Problem requirements:
Find the line containing "Decode this image", then print it and each following line through the end of the records, exactly and with nothing added; leave out any pictures.

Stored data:
——————

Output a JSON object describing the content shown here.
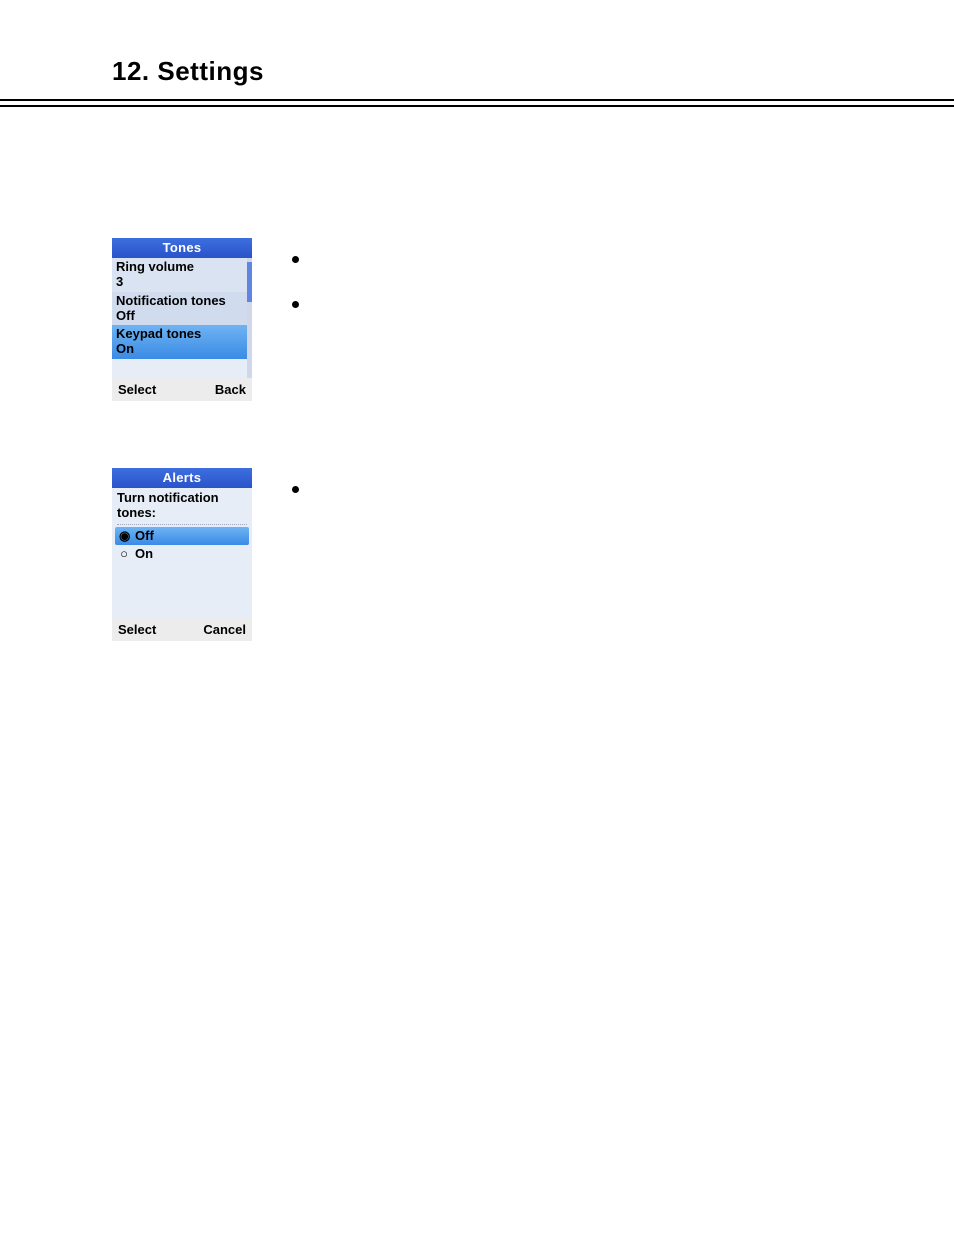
{
  "header": {
    "title": "12. Settings"
  },
  "screen1": {
    "title": "Tones",
    "items": [
      {
        "label": "Ring volume",
        "value": "3"
      },
      {
        "label": "Notification tones",
        "value": "Off"
      },
      {
        "label": "Keypad tones",
        "value": "On"
      }
    ],
    "softkeys": {
      "left": "Select",
      "right": "Back"
    }
  },
  "screen2": {
    "title": "Alerts",
    "prompt": "Turn notification tones:",
    "options": [
      {
        "label": "Off",
        "selected": true
      },
      {
        "label": "On",
        "selected": false
      }
    ],
    "softkeys": {
      "left": "Select",
      "right": "Cancel"
    }
  }
}
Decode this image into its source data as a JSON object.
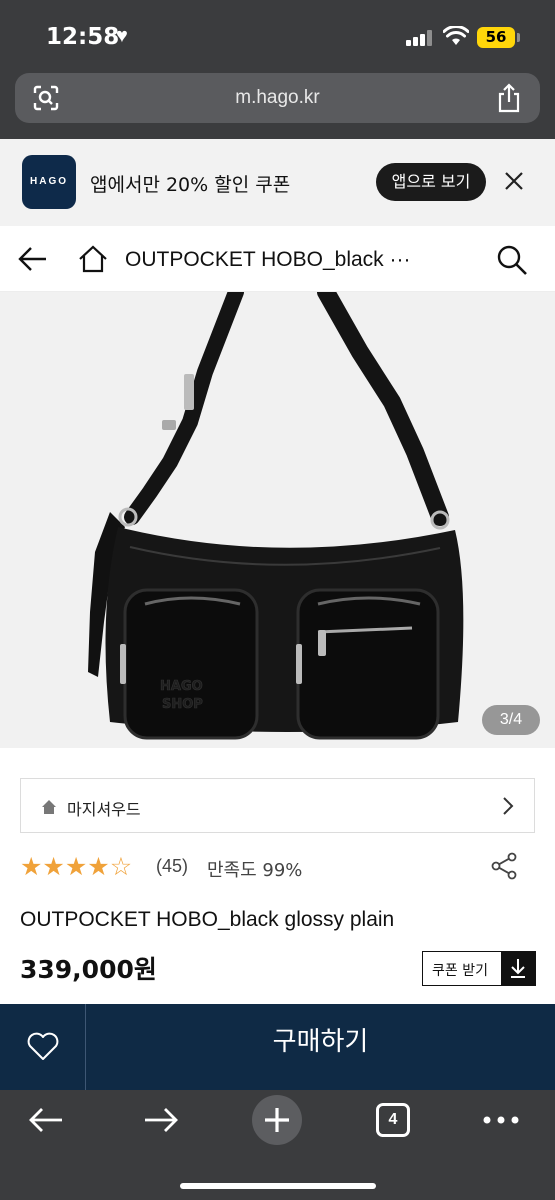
{
  "status_bar": {
    "time": "12:58",
    "battery": "56"
  },
  "browser": {
    "url": "m.hago.kr",
    "tab_count": "4"
  },
  "app_banner": {
    "logo_text": "HAGO",
    "promo_text": "앱에서만 20% 할인 쿠폰",
    "open_app_label": "앱으로 보기"
  },
  "header": {
    "title": "OUTPOCKET HOBO_black ···"
  },
  "gallery": {
    "counter": "3/4"
  },
  "brand": {
    "name": "마지셔우드"
  },
  "rating": {
    "stars": 4.5,
    "count": "(45)",
    "satisfaction": "만족도 99%"
  },
  "product": {
    "name": "OUTPOCKET HOBO_black glossy plain",
    "price": "339,000원",
    "coupon_label": "쿠폰 받기"
  },
  "purchase_bar": {
    "buy_label": "구매하기"
  },
  "colors": {
    "browser_chrome": "#3b3c3e",
    "navy": "#0f2a45",
    "star": "#f0a23a",
    "battery": "#ffd60a"
  }
}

——————

Result for this exercise:
Decode this image into its source data as a JSON object.
{
  "status_bar": {
    "time": "12:58",
    "battery": "56"
  },
  "browser": {
    "url": "m.hago.kr",
    "tab_count": "4"
  },
  "app_banner": {
    "logo_text": "HAGO",
    "promo_text": "앱에서만 20% 할인 쿠폰",
    "open_app_label": "앱으로 보기"
  },
  "header": {
    "title": "OUTPOCKET HOBO_black ···"
  },
  "gallery": {
    "counter": "3/4"
  },
  "brand": {
    "name": "마지셔우드"
  },
  "rating": {
    "stars": 4.5,
    "count": "(45)",
    "satisfaction": "만족도 99%"
  },
  "product": {
    "name": "OUTPOCKET HOBO_black glossy plain",
    "price": "339,000원",
    "coupon_label": "쿠폰 받기"
  },
  "purchase_bar": {
    "buy_label": "구매하기"
  },
  "colors": {
    "browser_chrome": "#3b3c3e",
    "navy": "#0f2a45",
    "star": "#f0a23a",
    "battery": "#ffd60a"
  }
}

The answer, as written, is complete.